Stated problem: Read through the data and report every line in which the word "name" occurs.

(begin)

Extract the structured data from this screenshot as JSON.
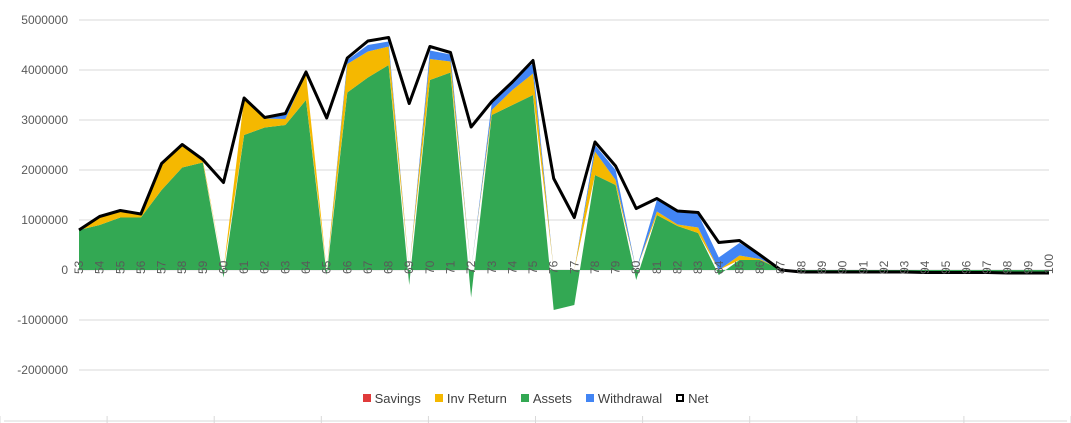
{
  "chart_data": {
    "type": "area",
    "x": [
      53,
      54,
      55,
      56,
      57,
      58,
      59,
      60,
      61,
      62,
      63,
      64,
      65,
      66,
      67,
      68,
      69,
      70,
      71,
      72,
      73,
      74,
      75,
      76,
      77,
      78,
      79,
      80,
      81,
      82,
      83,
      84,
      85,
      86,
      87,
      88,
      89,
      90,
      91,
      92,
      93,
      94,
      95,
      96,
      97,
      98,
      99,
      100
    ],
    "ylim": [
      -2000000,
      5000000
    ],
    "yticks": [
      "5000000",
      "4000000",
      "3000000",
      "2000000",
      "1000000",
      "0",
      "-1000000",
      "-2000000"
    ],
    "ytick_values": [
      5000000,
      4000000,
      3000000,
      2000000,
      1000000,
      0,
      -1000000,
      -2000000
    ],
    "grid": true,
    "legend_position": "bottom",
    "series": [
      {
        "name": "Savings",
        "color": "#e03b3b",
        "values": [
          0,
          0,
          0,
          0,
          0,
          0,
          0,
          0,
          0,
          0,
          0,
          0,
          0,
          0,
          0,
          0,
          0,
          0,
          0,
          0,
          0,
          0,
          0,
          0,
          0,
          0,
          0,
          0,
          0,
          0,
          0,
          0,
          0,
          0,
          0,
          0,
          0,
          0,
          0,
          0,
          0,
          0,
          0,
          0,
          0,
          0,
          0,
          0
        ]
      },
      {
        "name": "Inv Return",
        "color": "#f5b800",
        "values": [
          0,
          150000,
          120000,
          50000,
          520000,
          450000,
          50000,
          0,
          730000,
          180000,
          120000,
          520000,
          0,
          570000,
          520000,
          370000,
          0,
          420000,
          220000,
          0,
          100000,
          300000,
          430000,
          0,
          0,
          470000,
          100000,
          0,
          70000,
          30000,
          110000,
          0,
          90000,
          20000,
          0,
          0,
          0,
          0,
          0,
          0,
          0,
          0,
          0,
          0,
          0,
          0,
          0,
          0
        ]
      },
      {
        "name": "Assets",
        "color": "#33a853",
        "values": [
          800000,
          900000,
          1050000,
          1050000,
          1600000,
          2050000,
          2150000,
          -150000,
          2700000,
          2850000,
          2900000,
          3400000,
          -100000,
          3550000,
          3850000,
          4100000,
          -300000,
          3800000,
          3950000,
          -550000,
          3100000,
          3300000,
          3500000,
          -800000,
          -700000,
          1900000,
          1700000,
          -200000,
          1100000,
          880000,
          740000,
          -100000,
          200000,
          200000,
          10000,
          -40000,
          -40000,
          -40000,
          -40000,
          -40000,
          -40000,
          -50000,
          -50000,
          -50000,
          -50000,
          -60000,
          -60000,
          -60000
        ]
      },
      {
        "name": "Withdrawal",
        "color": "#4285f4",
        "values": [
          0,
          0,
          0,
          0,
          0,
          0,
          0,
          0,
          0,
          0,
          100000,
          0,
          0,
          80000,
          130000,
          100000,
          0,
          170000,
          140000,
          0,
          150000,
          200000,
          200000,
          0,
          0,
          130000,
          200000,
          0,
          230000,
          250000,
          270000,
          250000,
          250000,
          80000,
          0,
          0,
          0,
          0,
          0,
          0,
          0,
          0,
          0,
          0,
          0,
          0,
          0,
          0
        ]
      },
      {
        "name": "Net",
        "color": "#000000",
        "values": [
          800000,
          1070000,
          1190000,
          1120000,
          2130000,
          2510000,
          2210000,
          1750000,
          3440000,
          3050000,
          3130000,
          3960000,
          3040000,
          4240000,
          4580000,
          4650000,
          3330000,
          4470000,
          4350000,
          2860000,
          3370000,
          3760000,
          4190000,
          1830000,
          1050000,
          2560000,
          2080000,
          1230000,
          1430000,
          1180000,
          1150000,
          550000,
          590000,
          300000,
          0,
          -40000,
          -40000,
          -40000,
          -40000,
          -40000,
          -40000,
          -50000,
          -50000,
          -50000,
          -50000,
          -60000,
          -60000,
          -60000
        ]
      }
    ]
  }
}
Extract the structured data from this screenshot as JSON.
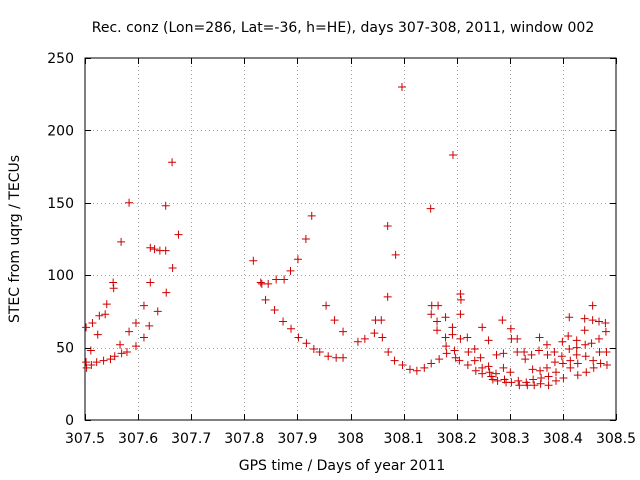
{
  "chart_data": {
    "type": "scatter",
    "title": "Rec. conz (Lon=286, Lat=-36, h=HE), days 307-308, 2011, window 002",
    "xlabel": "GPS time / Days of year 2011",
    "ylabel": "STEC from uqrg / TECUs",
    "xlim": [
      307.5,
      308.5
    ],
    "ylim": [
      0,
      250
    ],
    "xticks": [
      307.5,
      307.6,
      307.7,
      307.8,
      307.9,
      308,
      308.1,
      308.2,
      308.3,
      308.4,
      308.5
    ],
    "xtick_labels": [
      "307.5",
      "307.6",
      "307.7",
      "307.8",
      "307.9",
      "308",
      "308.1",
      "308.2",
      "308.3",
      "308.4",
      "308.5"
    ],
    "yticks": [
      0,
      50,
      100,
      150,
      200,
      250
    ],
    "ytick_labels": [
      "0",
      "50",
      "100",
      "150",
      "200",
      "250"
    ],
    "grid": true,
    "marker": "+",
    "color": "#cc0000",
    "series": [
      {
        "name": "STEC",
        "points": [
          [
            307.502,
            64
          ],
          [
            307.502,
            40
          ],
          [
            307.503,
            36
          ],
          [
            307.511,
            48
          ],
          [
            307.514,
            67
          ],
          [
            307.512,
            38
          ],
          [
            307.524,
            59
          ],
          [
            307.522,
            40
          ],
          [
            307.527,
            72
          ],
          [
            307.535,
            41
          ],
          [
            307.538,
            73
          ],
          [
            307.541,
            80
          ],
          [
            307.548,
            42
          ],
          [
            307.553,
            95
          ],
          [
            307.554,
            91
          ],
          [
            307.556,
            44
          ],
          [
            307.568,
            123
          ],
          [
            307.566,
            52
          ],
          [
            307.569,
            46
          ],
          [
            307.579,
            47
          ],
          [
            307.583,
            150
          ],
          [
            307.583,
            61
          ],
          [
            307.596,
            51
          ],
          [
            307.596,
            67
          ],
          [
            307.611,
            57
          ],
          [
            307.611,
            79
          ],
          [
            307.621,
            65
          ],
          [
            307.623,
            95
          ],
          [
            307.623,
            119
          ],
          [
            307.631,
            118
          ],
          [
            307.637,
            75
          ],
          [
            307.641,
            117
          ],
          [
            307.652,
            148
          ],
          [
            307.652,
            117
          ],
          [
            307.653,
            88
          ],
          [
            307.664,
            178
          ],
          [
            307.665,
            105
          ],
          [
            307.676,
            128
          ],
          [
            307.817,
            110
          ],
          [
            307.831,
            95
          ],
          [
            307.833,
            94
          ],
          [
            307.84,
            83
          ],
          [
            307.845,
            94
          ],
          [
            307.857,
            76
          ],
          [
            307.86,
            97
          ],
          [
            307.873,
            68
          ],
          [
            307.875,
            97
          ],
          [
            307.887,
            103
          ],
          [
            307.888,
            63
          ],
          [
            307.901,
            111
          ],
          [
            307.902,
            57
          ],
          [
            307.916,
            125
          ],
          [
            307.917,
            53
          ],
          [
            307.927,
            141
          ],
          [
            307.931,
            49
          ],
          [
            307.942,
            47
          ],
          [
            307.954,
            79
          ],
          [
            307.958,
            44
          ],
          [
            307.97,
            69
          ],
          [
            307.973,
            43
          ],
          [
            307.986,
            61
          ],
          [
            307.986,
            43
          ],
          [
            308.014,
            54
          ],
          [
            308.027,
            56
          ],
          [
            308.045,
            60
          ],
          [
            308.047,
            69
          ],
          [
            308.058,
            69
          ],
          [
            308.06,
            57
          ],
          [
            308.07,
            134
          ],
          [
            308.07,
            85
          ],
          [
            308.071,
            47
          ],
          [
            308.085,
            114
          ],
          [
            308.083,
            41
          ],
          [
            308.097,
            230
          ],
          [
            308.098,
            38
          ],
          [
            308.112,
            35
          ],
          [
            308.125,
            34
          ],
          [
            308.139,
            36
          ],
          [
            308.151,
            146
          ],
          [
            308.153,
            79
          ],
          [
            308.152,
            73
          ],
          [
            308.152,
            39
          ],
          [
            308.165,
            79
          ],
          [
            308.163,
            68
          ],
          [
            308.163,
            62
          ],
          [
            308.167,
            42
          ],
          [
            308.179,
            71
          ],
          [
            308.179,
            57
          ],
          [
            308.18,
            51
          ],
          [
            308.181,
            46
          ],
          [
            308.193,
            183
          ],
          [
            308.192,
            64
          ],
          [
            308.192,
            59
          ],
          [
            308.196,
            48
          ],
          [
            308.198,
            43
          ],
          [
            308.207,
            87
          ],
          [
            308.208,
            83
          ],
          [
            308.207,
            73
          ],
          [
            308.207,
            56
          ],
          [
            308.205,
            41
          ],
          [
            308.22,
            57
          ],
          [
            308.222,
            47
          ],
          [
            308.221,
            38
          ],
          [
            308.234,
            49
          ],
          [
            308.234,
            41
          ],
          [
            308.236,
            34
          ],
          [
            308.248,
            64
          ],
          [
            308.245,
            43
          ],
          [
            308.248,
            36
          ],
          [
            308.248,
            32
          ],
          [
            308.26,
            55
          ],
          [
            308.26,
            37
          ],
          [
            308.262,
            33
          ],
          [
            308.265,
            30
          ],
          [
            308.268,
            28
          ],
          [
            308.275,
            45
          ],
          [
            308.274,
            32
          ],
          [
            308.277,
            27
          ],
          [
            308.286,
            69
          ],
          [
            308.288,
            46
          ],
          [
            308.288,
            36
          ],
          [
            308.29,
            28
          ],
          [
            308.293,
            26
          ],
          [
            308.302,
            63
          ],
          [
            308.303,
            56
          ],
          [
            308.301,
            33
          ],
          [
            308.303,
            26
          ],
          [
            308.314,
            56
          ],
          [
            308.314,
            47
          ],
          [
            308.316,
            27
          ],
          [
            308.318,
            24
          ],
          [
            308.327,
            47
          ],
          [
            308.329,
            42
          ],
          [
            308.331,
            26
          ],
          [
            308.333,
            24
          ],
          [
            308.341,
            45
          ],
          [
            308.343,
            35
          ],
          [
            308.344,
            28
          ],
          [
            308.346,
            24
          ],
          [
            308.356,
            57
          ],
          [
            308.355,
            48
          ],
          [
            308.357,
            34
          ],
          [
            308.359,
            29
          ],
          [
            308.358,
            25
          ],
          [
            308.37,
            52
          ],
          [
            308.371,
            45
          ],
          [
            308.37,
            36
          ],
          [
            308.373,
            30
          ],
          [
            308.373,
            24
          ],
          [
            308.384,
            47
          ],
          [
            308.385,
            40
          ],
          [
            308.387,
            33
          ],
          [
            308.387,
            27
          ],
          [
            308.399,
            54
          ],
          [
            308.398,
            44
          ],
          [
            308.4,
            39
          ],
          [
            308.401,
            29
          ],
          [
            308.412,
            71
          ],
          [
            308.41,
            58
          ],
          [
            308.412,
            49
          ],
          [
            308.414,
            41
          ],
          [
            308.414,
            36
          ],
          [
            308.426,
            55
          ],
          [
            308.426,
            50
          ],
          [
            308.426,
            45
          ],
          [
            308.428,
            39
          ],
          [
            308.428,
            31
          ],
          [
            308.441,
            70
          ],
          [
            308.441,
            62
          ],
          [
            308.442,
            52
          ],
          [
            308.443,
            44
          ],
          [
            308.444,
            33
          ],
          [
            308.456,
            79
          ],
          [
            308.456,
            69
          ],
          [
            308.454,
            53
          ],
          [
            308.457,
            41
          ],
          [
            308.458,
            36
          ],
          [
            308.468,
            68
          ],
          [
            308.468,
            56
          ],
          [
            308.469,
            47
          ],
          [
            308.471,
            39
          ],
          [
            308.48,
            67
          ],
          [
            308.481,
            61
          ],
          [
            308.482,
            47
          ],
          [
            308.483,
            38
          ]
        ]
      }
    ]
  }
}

(end)

Complete output:
        "name": "Savings",
        "name": "Inv Return",
        "name": "Assets",
        "name": "Withdrawal",
        "name": "Net",
        "name": "STEC",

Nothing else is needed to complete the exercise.